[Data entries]
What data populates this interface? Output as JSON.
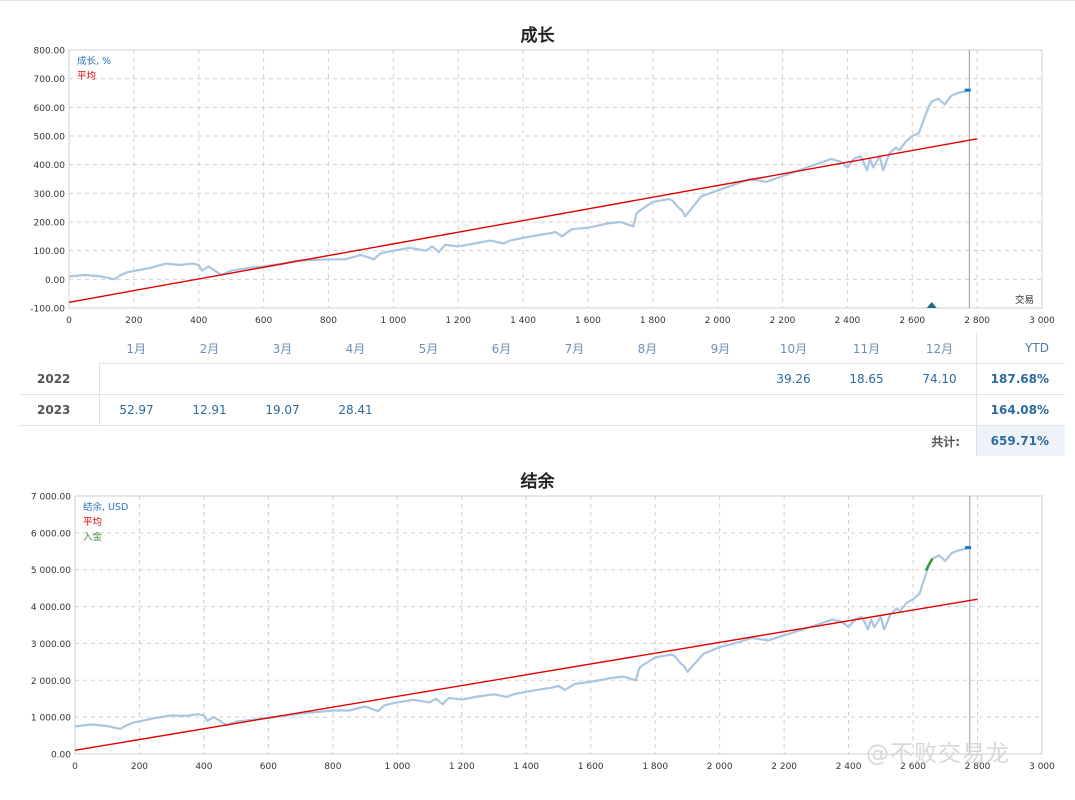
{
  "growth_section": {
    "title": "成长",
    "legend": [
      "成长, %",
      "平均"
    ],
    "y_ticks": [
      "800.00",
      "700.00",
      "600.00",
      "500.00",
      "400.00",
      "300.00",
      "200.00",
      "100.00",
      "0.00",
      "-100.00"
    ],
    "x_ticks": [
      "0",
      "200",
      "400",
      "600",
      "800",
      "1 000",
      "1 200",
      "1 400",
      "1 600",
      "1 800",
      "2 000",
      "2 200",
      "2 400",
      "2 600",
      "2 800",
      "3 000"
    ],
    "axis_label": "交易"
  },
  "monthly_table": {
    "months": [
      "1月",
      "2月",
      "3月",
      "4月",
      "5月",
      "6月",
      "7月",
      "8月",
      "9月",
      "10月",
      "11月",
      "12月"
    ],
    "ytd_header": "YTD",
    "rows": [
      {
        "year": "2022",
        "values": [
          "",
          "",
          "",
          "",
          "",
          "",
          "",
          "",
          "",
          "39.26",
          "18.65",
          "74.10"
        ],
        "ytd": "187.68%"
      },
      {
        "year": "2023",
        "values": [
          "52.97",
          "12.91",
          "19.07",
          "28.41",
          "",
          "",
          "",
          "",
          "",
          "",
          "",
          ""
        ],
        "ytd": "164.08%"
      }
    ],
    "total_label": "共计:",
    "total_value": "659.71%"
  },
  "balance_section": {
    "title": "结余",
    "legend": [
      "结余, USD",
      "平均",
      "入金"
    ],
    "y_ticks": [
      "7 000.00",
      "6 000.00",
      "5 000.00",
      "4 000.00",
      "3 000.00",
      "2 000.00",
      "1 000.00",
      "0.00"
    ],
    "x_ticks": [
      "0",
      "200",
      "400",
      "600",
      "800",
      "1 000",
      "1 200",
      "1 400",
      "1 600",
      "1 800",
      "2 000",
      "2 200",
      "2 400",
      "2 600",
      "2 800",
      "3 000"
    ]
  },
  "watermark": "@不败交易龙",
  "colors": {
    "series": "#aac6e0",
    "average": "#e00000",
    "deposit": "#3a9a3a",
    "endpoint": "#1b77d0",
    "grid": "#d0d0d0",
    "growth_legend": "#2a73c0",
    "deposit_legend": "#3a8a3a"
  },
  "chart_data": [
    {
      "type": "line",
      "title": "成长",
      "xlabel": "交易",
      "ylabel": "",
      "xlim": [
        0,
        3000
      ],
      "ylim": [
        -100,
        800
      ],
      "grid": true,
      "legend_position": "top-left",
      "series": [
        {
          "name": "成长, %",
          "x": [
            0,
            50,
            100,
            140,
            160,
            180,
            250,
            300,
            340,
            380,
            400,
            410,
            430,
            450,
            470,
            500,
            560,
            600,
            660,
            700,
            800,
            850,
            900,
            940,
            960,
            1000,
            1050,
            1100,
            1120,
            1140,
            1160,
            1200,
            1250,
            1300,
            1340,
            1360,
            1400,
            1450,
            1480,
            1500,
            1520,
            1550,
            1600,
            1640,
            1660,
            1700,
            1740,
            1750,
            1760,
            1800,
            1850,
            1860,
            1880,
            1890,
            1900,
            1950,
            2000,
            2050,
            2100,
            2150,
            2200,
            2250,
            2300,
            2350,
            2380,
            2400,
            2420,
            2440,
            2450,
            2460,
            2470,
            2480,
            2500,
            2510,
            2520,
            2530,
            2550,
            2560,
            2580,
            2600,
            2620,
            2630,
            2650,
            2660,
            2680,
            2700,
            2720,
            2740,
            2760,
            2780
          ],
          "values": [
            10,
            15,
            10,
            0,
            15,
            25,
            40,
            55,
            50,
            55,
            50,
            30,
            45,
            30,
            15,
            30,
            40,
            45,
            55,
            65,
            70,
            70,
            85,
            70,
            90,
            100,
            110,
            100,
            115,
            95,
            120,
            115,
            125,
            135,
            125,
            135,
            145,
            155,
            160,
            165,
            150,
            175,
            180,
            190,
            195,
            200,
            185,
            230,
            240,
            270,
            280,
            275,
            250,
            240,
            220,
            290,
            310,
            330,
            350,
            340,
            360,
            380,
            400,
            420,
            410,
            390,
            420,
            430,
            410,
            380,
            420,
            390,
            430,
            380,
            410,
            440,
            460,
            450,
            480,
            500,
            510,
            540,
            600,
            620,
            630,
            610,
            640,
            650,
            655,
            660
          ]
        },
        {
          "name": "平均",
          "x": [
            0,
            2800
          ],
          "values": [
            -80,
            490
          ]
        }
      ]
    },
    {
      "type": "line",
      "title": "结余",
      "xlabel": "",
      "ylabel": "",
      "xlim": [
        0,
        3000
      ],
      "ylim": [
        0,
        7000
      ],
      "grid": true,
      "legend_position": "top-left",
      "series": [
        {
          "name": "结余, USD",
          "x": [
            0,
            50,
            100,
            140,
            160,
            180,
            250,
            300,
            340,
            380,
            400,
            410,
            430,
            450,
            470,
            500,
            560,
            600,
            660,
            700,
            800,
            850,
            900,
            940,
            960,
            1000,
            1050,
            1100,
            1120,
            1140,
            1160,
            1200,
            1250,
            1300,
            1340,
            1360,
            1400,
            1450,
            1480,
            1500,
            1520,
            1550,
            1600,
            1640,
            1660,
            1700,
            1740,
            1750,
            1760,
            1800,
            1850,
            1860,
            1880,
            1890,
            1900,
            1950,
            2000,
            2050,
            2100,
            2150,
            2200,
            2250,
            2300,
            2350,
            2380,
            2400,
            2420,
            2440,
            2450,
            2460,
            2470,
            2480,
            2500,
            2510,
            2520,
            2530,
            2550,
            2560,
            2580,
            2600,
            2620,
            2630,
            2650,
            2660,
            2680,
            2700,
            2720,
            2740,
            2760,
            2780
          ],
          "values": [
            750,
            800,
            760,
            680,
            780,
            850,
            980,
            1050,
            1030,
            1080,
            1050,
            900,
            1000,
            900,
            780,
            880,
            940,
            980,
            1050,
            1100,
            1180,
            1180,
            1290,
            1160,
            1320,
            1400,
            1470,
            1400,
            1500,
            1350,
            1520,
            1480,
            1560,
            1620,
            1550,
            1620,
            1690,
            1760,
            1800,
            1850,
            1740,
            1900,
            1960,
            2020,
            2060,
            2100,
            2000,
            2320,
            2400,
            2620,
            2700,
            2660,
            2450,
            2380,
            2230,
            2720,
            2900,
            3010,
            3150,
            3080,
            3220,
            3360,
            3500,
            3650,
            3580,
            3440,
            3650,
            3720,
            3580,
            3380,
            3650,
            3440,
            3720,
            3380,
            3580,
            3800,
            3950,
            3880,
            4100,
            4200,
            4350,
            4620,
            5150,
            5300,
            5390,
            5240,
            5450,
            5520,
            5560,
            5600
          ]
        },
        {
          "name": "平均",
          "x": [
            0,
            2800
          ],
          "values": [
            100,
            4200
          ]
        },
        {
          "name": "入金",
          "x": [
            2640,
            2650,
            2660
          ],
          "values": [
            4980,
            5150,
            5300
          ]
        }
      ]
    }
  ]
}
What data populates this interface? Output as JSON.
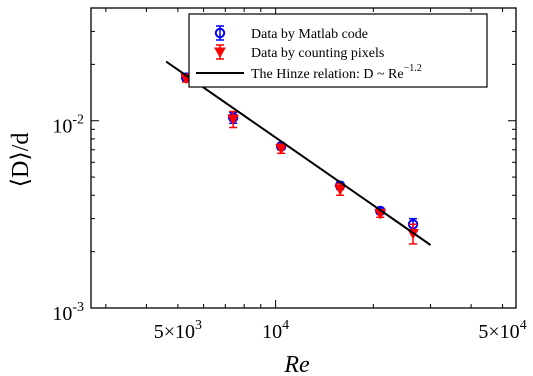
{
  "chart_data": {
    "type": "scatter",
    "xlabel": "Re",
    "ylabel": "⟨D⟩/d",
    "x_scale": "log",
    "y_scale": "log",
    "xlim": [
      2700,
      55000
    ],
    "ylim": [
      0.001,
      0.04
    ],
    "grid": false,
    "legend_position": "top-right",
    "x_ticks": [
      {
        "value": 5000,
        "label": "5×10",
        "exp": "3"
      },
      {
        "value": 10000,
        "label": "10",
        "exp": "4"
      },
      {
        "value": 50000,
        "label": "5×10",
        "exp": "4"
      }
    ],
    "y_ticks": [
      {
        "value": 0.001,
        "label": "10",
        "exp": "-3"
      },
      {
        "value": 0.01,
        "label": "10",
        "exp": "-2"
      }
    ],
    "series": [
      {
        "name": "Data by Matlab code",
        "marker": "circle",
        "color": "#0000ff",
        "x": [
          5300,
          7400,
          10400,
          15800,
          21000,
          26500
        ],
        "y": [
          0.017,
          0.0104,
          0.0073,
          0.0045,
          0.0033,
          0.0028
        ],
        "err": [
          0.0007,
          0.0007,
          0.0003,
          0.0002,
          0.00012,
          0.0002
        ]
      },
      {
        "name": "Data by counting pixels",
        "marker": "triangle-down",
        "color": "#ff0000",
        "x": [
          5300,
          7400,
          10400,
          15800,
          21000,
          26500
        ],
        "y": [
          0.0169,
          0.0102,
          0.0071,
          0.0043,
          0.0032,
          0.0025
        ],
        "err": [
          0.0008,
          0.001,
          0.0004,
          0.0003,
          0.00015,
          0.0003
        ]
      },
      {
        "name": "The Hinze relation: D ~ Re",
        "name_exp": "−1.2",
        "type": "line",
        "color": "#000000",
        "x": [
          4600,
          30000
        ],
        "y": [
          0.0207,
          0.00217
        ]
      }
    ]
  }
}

EXERCISE DETAILS: Return all lines with the word "grid" in them.

CORRECT ANSWER:
    "grid": "#d0d0d0",
      "grid": true,
      "grid": true,
    "grid": false,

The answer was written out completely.